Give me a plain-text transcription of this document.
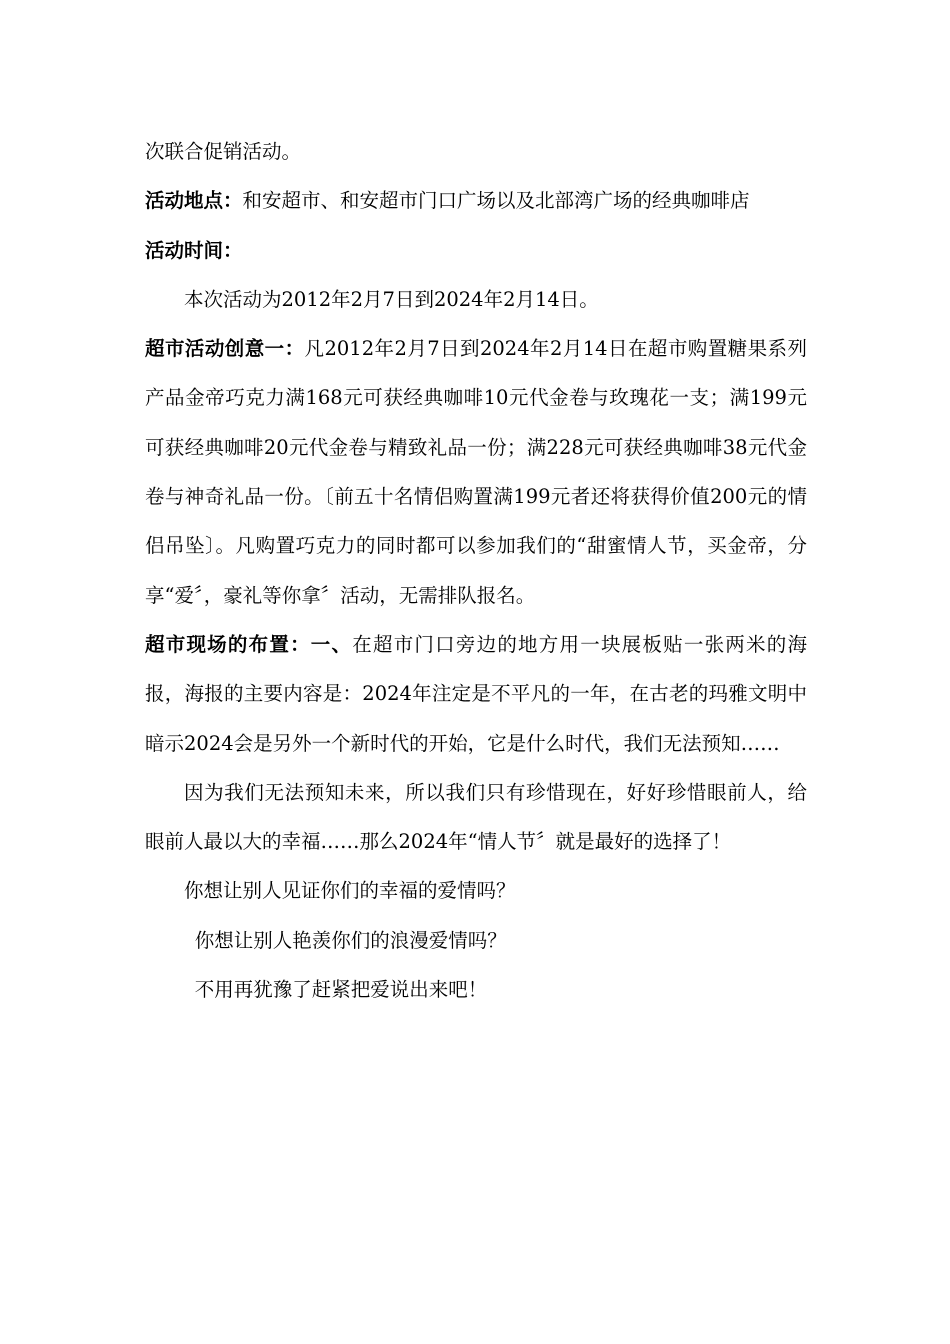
次联合促销活动。

活动地点：和安超市、和安超市门口广场以及北部湾广场的经典咖啡店

活动时间：

本次活动为2012年2月7日到2024年2月14日。

超市活动创意一：凡2012年2月7日到2024年2月14日在超市购置糖果系列产品金帝巧克力满168元可获经典咖啡10元代金卷与玫瑰花一支；满199元可获经典咖啡20元代金卷与精致礼品一份；满228元可获经典咖啡38元代金卷与神奇礼品一份。〔前五十名情侣购置满199元者还将获得价值200元的情侣吊坠〕。凡购置巧克力的同时都可以参加我们的“甜蜜情人节，买金帝，分享“爱〞，豪礼等你拿〞活动，无需排队报名。

超市现场的布置：一、在超市门口旁边的地方用一块展板贴一张两米的海报，海报的主要内容是：2024年注定是不平凡的一年，在古老的玛雅文明中暗示2024会是另外一个新时代的开始，它是什么时代，我们无法预知……

因为我们无法预知未来，所以我们只有珍惜现在，好好珍惜眼前人，给眼前人最以大的幸福……那么2024年“情人节〞就是最好的选择了！

你想让别人见证你们的幸福的爱情吗？

你想让别人艳羡你们的浪漫爱情吗？

不用再犹豫了赶紧把爱说出来吧！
────────────────────────────────────────
_Requirements:_
Without the pictures, restate all of the entries above verbatim.

_Problem solution:_
Give me a plain-text transcription of this document.
次联合促销活动。

活动地点：和安超市、和安超市门口广场以及北部湾广场的经典咖啡店

活动时间：

本次活动为2012年2月7日到2024年2月14日。

超市活动创意一：凡2012年2月7日到2024年2月14日在超市购置糖果系列产品金帝巧克力满168元可获经典咖啡10元代金卷与玫瑰花一支；满199元可获经典咖啡20元代金卷与精致礼品一份；满228元可获经典咖啡38元代金卷与神奇礼品一份。〔前五十名情侣购置满199元者还将获得价值200元的情侣吊坠〕。凡购置巧克力的同时都可以参加我们的“甜蜜情人节，买金帝，分享“爱〞，豪礼等你拿〞活动，无需排队报名。

超市现场的布置：一、在超市门口旁边的地方用一块展板贴一张两米的海报，海报的主要内容是：2024年注定是不平凡的一年，在古老的玛雅文明中暗示2024会是另外一个新时代的开始，它是什么时代，我们无法预知……

因为我们无法预知未来，所以我们只有珍惜现在，好好珍惜眼前人，给眼前人最以大的幸福……那么2024年“情人节〞就是最好的选择了！

你想让别人见证你们的幸福的爱情吗？

你想让别人艳羡你们的浪漫爱情吗？

不用再犹豫了赶紧把爱说出来吧！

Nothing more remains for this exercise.